■ TASK STATEMENT: Report every line below that holds the word "подпрограммы".

(Collected data entries)
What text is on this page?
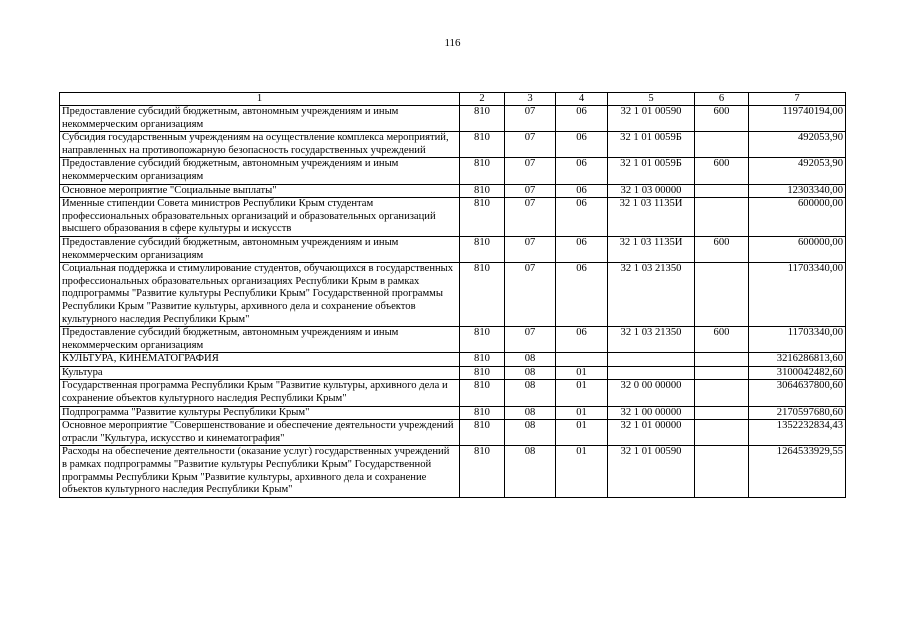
116
1	2	3	4	5	6	7
Предоставление субсидий бюджетным, автономным учреждениям и иным некоммерческим организациям	810	07	06	32 1 01 00590	600	119740194,00
Субсидия государственным учреждениям на осуществление комплекса мероприятий, направленных на противопожарную безопасность государственных учреждений	810	07	06	32 1 01 0059Б		492053,90
Предоставление субсидий бюджетным, автономным учреждениям и иным некоммерческим организациям	810	07	06	32 1 01 0059Б	600	492053,90
Основное мероприятие "Социальные выплаты"	810	07	06	32 1 03 00000		12303340,00
Именные стипендии Совета министров Республики Крым студентам профессиональных образовательных организаций и образовательных организаций высшего образования в сфере культуры и искусств	810	07	06	32 1 03 1135И		600000,00
Предоставление субсидий бюджетным, автономным учреждениям и иным некоммерческим организациям	810	07	06	32 1 03 1135И	600	600000,00
Социальная поддержка и стимулирование студентов, обучающихся в государственных профессиональных образовательных организациях Республики Крым в рамках подпрограммы "Развитие культуры Республики Крым" Государственной программы Республики Крым "Развитие культуры, архивного дела и сохранение объектов культурного наследия Республики Крым"	810	07	06	32 1 03 21350		11703340,00
Предоставление субсидий бюджетным, автономным учреждениям и иным некоммерческим организациям	810	07	06	32 1 03 21350	600	11703340,00
КУЛЬТУРА, КИНЕМАТОГРАФИЯ	810	08				3216286813,60
Культура	810	08	01			3100042482,60
Государственная программа Республики Крым "Развитие культуры, архивного дела и сохранение объектов культурного наследия Республики Крым"	810	08	01	32 0 00 00000		3064637800,60
Подпрограмма "Развитие культуры Республики Крым"	810	08	01	32 1 00 00000		2170597680,60
Основное мероприятие "Совершенствование и обеспечение деятельности учреждений отрасли "Культура, искусство и кинематография"	810	08	01	32 1 01 00000		1352232834,43
Расходы на обеспечение деятельности (оказание услуг) государственных учреждений в рамках подпрограммы "Развитие культуры Республики Крым" Государственной программы Республики Крым "Развитие культуры, архивного дела и сохранение объектов культурного наследия Республики Крым"	810	08	01	32 1 01 00590		1264533929,55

■ FULL ANSWER:
Социальная поддержка и стимулирование студентов, обучающихся в государственных профессиональных образовательных организациях Республики Крым в рамках подпрограммы "Развитие культуры Республики Крым" Государственной программы Республики Крым "Развитие культуры, архивного дела и сохранение объектов культурного наследия Республики Крым"	810	07	06	32 1 03 21350		11703340,00
Расходы на обеспечение деятельности (оказание услуг) государственных учреждений в рамках подпрограммы "Развитие культуры Республики Крым" Государственной программы Республики Крым "Развитие культуры, архивного дела и сохранение объектов культурного наследия Республики Крым"	810	08	01	32 1 01 00590		1264533929,55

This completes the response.